[Start DATASET RECORDS]

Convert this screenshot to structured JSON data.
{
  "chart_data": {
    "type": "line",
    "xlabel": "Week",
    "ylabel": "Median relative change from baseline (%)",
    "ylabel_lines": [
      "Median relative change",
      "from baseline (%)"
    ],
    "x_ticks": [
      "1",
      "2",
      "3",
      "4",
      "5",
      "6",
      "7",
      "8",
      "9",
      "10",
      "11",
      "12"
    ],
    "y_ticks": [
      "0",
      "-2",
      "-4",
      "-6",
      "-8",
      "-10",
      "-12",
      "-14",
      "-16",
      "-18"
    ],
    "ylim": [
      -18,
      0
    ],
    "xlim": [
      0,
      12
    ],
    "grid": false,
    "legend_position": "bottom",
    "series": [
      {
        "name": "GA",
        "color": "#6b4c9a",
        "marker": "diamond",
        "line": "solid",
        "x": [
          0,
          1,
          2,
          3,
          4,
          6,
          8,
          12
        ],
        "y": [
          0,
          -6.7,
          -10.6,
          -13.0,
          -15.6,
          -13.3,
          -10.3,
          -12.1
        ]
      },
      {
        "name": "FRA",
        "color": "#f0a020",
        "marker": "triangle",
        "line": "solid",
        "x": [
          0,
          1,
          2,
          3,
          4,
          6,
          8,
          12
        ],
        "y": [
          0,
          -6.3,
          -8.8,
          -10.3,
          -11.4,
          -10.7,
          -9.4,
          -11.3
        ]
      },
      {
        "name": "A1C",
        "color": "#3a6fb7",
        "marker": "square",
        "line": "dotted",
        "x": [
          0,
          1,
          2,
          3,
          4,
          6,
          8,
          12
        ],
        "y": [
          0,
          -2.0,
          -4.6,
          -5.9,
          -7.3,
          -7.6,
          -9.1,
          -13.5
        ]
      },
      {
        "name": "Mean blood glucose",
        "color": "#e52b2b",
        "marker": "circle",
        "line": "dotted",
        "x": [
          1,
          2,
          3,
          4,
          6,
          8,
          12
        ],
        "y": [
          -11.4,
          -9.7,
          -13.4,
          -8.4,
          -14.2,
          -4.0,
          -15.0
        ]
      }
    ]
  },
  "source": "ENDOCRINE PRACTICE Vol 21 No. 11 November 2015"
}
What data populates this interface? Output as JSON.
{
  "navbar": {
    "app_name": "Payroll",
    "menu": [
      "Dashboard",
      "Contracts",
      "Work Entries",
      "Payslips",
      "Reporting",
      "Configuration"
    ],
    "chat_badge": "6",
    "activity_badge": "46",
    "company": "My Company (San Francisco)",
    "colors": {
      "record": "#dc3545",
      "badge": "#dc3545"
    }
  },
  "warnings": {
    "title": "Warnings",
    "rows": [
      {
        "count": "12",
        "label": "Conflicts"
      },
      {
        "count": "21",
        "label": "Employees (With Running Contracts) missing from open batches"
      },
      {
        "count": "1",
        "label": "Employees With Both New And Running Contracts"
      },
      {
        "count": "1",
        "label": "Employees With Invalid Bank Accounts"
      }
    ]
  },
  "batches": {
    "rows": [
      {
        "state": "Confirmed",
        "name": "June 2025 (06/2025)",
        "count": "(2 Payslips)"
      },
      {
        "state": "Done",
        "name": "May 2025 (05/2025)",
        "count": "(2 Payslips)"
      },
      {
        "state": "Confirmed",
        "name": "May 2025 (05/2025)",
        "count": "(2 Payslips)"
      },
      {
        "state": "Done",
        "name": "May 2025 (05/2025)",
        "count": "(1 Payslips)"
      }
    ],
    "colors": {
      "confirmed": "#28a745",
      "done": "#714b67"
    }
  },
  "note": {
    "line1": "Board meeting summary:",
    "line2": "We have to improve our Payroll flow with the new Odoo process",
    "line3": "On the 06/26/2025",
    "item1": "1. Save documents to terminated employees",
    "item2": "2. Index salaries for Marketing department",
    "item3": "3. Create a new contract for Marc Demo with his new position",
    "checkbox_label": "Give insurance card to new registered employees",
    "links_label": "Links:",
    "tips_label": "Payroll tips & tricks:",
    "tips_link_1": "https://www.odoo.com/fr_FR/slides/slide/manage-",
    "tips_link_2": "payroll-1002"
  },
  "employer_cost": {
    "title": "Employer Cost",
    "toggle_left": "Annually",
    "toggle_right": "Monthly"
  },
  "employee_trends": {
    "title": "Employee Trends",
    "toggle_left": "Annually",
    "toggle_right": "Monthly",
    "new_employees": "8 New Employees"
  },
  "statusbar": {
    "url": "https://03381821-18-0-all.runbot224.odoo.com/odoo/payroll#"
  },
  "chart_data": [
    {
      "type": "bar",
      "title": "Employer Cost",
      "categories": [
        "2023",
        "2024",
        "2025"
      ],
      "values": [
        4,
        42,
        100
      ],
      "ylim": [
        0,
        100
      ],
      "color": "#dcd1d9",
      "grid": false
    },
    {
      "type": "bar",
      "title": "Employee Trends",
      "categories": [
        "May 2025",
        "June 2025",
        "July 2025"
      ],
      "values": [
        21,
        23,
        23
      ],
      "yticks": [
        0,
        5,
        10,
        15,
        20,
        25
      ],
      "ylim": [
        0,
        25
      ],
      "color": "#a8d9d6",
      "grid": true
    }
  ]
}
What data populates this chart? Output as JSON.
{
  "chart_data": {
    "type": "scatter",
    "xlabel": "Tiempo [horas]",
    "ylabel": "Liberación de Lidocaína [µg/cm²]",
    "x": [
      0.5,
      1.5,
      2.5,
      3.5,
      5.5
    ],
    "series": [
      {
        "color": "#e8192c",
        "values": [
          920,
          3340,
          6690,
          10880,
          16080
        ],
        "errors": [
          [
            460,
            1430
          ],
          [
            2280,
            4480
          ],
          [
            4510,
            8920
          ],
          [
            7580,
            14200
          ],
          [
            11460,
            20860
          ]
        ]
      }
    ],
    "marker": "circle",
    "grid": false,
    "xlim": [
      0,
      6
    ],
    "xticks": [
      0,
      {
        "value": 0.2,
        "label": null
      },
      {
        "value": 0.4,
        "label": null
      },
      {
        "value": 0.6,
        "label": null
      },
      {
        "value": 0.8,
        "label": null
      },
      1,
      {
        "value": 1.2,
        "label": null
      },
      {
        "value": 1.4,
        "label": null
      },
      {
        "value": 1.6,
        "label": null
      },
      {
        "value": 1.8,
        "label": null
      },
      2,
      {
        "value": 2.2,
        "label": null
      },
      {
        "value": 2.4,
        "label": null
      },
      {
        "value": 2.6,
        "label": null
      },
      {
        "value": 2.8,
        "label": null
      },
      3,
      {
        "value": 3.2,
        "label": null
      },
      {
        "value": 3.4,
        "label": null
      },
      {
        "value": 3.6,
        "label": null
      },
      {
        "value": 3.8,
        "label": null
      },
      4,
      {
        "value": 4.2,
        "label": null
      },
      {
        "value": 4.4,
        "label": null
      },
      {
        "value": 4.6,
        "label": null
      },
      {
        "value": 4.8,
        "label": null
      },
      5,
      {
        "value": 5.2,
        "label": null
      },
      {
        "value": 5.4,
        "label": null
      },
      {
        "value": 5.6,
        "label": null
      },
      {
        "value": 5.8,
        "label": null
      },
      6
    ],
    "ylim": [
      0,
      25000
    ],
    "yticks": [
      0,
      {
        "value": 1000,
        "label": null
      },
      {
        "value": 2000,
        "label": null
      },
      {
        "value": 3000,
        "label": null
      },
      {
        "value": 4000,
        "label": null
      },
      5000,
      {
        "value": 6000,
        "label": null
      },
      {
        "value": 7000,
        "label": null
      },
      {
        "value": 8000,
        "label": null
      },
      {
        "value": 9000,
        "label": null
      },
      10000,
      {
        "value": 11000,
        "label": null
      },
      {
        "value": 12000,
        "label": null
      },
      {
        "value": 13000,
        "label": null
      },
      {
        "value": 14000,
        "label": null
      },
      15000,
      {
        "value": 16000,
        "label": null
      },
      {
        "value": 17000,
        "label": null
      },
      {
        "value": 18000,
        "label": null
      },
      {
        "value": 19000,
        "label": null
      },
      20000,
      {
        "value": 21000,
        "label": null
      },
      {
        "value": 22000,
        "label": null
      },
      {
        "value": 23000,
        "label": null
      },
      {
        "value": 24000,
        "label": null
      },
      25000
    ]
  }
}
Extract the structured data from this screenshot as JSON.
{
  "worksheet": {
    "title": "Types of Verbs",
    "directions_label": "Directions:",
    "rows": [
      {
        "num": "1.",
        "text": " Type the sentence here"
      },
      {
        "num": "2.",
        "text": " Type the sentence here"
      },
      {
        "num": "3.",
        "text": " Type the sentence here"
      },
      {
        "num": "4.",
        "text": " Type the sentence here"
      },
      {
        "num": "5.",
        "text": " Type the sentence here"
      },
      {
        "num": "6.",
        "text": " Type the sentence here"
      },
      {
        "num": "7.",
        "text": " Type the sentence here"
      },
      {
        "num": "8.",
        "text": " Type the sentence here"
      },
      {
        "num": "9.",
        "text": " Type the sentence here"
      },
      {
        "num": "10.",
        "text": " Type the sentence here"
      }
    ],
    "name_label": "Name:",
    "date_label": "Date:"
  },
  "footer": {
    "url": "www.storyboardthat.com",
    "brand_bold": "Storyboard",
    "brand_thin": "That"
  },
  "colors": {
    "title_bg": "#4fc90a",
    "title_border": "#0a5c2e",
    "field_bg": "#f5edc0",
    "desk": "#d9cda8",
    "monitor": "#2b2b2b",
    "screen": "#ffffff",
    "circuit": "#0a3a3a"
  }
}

[End DATASET RECORDS]

Every line above that contains the word "Running" should be reported.

▶ **EXERCISE RESULT**
        "label": "Employees (With Running Contracts) missing from open batches"
        "label": "Employees With Both New And Running Contracts"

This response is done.